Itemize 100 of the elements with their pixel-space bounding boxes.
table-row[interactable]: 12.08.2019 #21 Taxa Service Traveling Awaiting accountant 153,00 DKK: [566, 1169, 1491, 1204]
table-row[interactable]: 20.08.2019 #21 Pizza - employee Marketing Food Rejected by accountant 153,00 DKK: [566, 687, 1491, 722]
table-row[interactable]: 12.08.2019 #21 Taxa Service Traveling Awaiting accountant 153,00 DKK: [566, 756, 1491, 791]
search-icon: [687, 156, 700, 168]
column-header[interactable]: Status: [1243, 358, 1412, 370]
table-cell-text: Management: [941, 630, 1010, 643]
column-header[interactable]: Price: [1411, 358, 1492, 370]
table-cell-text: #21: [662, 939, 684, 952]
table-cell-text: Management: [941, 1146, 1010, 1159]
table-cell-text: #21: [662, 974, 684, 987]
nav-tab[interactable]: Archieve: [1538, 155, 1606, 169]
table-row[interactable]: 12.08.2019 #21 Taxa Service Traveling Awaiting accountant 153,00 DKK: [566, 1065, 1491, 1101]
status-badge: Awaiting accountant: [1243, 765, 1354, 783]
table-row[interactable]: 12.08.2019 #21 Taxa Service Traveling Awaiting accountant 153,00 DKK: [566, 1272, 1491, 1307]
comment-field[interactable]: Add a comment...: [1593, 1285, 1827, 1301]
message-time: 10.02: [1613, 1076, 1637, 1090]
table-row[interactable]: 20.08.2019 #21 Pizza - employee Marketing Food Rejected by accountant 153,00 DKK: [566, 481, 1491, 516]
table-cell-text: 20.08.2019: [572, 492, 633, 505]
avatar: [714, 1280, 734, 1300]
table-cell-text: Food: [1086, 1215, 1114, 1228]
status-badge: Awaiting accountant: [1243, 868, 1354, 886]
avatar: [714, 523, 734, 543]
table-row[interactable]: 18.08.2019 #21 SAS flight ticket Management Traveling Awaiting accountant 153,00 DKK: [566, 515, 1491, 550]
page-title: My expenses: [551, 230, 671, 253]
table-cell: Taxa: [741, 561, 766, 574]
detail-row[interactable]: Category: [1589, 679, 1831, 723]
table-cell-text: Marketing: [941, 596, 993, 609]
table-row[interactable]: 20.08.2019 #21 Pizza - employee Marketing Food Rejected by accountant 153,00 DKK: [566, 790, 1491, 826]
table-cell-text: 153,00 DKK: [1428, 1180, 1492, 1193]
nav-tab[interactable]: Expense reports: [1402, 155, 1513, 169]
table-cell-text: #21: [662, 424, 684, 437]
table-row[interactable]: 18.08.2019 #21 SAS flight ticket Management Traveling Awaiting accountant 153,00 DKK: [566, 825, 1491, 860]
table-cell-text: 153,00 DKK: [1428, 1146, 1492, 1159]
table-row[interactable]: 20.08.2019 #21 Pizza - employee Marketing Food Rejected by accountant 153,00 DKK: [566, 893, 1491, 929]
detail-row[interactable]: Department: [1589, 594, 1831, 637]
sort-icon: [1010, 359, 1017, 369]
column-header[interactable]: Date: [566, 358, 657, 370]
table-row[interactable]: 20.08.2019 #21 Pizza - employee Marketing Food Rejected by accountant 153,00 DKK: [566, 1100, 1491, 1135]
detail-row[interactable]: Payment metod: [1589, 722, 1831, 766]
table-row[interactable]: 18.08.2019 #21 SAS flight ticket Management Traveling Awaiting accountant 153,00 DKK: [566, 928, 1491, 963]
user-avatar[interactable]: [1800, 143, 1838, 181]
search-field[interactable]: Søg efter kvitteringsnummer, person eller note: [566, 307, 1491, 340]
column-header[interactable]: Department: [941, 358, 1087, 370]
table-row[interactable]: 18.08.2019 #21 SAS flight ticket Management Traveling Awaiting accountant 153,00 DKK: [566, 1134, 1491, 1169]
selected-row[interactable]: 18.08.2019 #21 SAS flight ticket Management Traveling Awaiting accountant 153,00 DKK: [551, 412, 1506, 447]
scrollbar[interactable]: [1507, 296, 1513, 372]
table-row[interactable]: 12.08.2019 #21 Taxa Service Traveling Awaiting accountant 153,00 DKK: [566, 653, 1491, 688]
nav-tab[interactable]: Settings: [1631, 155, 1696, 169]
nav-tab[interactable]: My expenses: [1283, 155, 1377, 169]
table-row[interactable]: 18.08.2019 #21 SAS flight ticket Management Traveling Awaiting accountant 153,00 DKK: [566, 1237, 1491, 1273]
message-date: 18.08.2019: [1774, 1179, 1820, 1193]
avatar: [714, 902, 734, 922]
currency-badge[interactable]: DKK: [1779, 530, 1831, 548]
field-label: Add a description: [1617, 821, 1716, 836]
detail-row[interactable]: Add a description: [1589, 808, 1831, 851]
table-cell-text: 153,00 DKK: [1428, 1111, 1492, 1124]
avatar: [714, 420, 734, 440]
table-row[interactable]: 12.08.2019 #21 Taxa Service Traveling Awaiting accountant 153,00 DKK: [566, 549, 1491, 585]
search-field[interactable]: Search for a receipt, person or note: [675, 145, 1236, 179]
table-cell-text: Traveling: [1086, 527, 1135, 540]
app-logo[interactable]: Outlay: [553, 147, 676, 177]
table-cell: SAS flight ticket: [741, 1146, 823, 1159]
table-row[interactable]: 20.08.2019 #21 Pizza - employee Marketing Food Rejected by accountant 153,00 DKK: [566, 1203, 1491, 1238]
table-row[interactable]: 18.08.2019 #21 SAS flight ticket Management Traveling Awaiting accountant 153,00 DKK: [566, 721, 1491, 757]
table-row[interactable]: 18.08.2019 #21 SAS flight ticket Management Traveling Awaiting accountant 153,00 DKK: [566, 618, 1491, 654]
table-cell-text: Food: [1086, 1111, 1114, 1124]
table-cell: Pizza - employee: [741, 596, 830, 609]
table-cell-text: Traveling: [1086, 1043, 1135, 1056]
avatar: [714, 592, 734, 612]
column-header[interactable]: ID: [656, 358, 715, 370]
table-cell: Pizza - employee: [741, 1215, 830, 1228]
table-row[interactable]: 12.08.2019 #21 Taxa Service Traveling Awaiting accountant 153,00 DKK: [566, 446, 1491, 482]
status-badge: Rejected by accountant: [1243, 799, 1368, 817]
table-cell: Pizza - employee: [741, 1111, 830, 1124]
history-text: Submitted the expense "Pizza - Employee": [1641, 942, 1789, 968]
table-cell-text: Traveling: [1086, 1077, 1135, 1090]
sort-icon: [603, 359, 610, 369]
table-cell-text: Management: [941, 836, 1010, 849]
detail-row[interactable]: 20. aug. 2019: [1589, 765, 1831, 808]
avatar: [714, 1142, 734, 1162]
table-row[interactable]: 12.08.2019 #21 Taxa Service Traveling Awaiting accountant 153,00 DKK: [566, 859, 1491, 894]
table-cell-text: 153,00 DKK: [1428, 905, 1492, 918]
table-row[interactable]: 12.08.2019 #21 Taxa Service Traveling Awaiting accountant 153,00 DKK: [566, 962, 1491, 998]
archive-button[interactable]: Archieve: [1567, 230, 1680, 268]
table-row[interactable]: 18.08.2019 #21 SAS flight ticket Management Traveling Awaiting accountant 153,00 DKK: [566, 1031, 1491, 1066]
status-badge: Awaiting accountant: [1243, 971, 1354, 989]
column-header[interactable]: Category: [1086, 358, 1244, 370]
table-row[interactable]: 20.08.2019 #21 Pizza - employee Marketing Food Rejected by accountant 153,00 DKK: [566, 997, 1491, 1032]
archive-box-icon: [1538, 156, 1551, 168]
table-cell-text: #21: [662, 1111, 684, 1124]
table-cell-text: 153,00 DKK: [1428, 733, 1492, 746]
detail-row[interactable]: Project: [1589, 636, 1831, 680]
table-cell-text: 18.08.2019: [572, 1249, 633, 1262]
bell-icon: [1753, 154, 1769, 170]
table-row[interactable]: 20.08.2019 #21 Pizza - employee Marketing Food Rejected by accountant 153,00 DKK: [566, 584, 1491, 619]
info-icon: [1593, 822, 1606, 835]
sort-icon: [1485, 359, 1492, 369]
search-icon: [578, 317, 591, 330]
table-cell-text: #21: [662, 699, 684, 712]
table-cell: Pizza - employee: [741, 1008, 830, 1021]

* Short problem
Starting at the first line and ending at the line that contains "table-cell-text: Marketing: [941, 596, 993, 609]", reproduce every line verbatim, including both of those lines.

* Full solution
Itemize 100 of the elements with their pixel-space bounding boxes.
table-row[interactable]: 12.08.2019 #21 Taxa Service Traveling Awaiting accountant 153,00 DKK: [566, 1169, 1491, 1204]
table-row[interactable]: 20.08.2019 #21 Pizza - employee Marketing Food Rejected by accountant 153,00 DKK: [566, 687, 1491, 722]
table-row[interactable]: 12.08.2019 #21 Taxa Service Traveling Awaiting accountant 153,00 DKK: [566, 756, 1491, 791]
search-icon: [687, 156, 700, 168]
column-header[interactable]: Status: [1243, 358, 1412, 370]
table-cell-text: Management: [941, 630, 1010, 643]
column-header[interactable]: Price: [1411, 358, 1492, 370]
table-cell-text: #21: [662, 939, 684, 952]
table-cell-text: Management: [941, 1146, 1010, 1159]
table-cell-text: #21: [662, 974, 684, 987]
nav-tab[interactable]: Archieve: [1538, 155, 1606, 169]
table-row[interactable]: 12.08.2019 #21 Taxa Service Traveling Awaiting accountant 153,00 DKK: [566, 1065, 1491, 1101]
status-badge: Awaiting accountant: [1243, 765, 1354, 783]
table-row[interactable]: 12.08.2019 #21 Taxa Service Traveling Awaiting accountant 153,00 DKK: [566, 1272, 1491, 1307]
comment-field[interactable]: Add a comment...: [1593, 1285, 1827, 1301]
message-time: 10.02: [1613, 1076, 1637, 1090]
table-row[interactable]: 20.08.2019 #21 Pizza - employee Marketing Food Rejected by accountant 153,00 DKK: [566, 481, 1491, 516]
table-cell-text: 20.08.2019: [572, 492, 633, 505]
avatar: [714, 1280, 734, 1300]
table-cell-text: Food: [1086, 1215, 1114, 1228]
status-badge: Awaiting accountant: [1243, 868, 1354, 886]
avatar: [714, 523, 734, 543]
table-row[interactable]: 18.08.2019 #21 SAS flight ticket Management Traveling Awaiting accountant 153,00 DKK: [566, 515, 1491, 550]
page-title: My expenses: [551, 230, 671, 253]
table-cell: Taxa: [741, 561, 766, 574]
detail-row[interactable]: Category: [1589, 679, 1831, 723]
table-cell-text: Marketing: [941, 596, 993, 609]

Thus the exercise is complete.